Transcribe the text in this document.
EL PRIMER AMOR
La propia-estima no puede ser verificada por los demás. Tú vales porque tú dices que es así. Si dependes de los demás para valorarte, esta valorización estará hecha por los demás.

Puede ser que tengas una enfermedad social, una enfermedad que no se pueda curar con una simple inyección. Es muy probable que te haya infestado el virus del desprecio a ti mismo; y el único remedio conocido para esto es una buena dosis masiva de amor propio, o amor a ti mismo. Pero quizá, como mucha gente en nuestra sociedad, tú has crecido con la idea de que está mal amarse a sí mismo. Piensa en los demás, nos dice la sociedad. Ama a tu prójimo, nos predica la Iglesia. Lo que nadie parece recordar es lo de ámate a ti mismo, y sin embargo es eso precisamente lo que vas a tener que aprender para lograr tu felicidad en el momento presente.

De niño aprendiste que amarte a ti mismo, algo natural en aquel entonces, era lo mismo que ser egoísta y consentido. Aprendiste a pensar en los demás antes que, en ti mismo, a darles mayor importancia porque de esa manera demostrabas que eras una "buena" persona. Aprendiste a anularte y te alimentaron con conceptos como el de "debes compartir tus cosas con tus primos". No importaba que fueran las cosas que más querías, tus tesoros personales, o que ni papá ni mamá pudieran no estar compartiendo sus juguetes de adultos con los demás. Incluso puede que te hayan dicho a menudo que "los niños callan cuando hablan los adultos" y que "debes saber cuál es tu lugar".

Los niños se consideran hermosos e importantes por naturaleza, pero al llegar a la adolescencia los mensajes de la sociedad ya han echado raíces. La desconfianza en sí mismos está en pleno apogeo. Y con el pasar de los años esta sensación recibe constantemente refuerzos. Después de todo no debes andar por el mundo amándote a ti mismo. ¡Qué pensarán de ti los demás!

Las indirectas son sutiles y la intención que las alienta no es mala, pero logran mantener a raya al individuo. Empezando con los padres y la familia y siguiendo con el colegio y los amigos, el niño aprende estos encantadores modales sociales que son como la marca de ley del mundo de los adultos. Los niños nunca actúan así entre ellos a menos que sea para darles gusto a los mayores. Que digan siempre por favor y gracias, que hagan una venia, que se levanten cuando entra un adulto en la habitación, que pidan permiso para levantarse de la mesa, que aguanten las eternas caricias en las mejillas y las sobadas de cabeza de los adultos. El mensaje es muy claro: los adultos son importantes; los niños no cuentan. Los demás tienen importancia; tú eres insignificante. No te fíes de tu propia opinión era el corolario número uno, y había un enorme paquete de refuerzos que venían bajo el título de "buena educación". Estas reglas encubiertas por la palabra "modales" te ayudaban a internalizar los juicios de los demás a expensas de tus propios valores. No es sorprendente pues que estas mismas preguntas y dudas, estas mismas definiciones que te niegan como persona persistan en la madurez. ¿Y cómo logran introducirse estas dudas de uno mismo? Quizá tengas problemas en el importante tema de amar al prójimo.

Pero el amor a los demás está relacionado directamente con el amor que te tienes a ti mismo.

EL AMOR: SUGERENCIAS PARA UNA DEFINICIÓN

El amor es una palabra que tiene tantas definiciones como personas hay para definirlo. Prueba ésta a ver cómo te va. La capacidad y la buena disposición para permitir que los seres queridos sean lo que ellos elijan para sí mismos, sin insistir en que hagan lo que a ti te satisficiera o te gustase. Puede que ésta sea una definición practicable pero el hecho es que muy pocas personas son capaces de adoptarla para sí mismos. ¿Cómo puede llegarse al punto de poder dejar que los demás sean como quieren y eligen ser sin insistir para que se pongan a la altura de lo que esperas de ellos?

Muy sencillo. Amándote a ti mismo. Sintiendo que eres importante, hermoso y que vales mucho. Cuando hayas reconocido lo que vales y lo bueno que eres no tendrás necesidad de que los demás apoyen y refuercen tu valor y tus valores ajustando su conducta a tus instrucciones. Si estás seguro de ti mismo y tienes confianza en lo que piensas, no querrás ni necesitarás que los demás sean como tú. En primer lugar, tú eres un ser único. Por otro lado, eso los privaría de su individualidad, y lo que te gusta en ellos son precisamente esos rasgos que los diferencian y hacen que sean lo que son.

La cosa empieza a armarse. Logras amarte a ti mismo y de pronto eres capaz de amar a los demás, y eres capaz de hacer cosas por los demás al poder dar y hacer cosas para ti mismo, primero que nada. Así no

**Work required:**
Every entry above should be retyped exactly as it appears.

**Worked solution:**
Transcribe the text in this document.
EL PRIMER AMOR
La propia-estima no puede ser verificada por los demás. Tú vales porque tú dices que es así. Si dependes de los demás para valorarte, esta valorización estará hecha por los demás.

Puede ser que tengas una enfermedad social, una enfermedad que no se pueda curar con una simple inyección. Es muy probable que te haya infestado el virus del desprecio a ti mismo; y el único remedio conocido para esto es una buena dosis masiva de amor propio, o amor a ti mismo. Pero quizá, como mucha gente en nuestra sociedad, tú has crecido con la idea de que está mal amarse a sí mismo. Piensa en los demás, nos dice la sociedad. Ama a tu prójimo, nos predica la Iglesia. Lo que nadie parece recordar es lo de ámate a ti mismo, y sin embargo es eso precisamente lo que vas a tener que aprender para lograr tu felicidad en el momento presente.

De niño aprendiste que amarte a ti mismo, algo natural en aquel entonces, era lo mismo que ser egoísta y consentido. Aprendiste a pensar en los demás antes que, en ti mismo, a darles mayor importancia porque de esa manera demostrabas que eras una "buena" persona. Aprendiste a anularte y te alimentaron con conceptos como el de "debes compartir tus cosas con tus primos". No importaba que fueran las cosas que más querías, tus tesoros personales, o que ni papá ni mamá pudieran no estar compartiendo sus juguetes de adultos con los demás. Incluso puede que te hayan dicho a menudo que "los niños callan cuando hablan los adultos" y que "debes saber cuál es tu lugar".

Los niños se consideran hermosos e importantes por naturaleza, pero al llegar a la adolescencia los mensajes de la sociedad ya han echado raíces. La desconfianza en sí mismos está en pleno apogeo. Y con el pasar de los años esta sensación recibe constantemente refuerzos. Después de todo no debes andar por el mundo amándote a ti mismo. ¡Qué pensarán de ti los demás!

Las indirectas son sutiles y la intención que las alienta no es mala, pero logran mantener a raya al individuo. Empezando con los padres y la familia y siguiendo con el colegio y los amigos, el niño aprende estos encantadores modales sociales que son como la marca de ley del mundo de los adultos. Los niños nunca actúan así entre ellos a menos que sea para darles gusto a los mayores. Que digan siempre por favor y gracias, que hagan una venia, que se levanten cuando entra un adulto en la habitación, que pidan permiso para levantarse de la mesa, que aguanten las eternas caricias en las mejillas y las sobadas de cabeza de los adultos. El mensaje es muy claro: los adultos son importantes; los niños no cuentan. Los demás tienen importancia; tú eres insignificante. No te fíes de tu propia opinión era el corolario número uno, y había un enorme paquete de refuerzos que venían bajo el título de "buena educación". Estas reglas encubiertas por la palabra "modales" te ayudaban a internalizar los juicios de los demás a expensas de tus propios valores. No es sorprendente pues que estas mismas preguntas y dudas, estas mismas definiciones que te niegan como persona persistan en la madurez. ¿Y cómo logran introducirse estas dudas de uno mismo? Quizá tengas problemas en el importante tema de amar al prójimo.

Pero el amor a los demás está relacionado directamente con el amor que te tienes a ti mismo.

EL AMOR: SUGERENCIAS PARA UNA DEFINICIÓN

El amor es una palabra que tiene tantas definiciones como personas hay para definirlo. Prueba ésta a ver cómo te va. La capacidad y la buena disposición para permitir que los seres queridos sean lo que ellos elijan para sí mismos, sin insistir en que hagan lo que a ti te satisficiera o te gustase. Puede que ésta sea una definición practicable pero el hecho es que muy pocas personas son capaces de adoptarla para sí mismos. ¿Cómo puede llegarse al punto de poder dejar que los demás sean como quieren y eligen ser sin insistir para que se pongan a la altura de lo que esperas de ellos?

Muy sencillo. Amándote a ti mismo. Sintiendo que eres importante, hermoso y que vales mucho. Cuando hayas reconocido lo que vales y lo bueno que eres no tendrás necesidad de que los demás apoyen y refuercen tu valor y tus valores ajustando su conducta a tus instrucciones. Si estás seguro de ti mismo y tienes confianza en lo que piensas, no querrás ni necesitarás que los demás sean como tú. En primer lugar, tú eres un ser único. Por otro lado, eso los privaría de su individualidad, y lo que te gusta en ellos son precisamente esos rasgos que los diferencian y hacen que sean lo que son.

La cosa empieza a armarse. Logras amarte a ti mismo y de pronto eres capaz de amar a los demás, y eres capaz de hacer cosas por los demás al poder dar y hacer cosas para ti mismo, primero que nada. Así no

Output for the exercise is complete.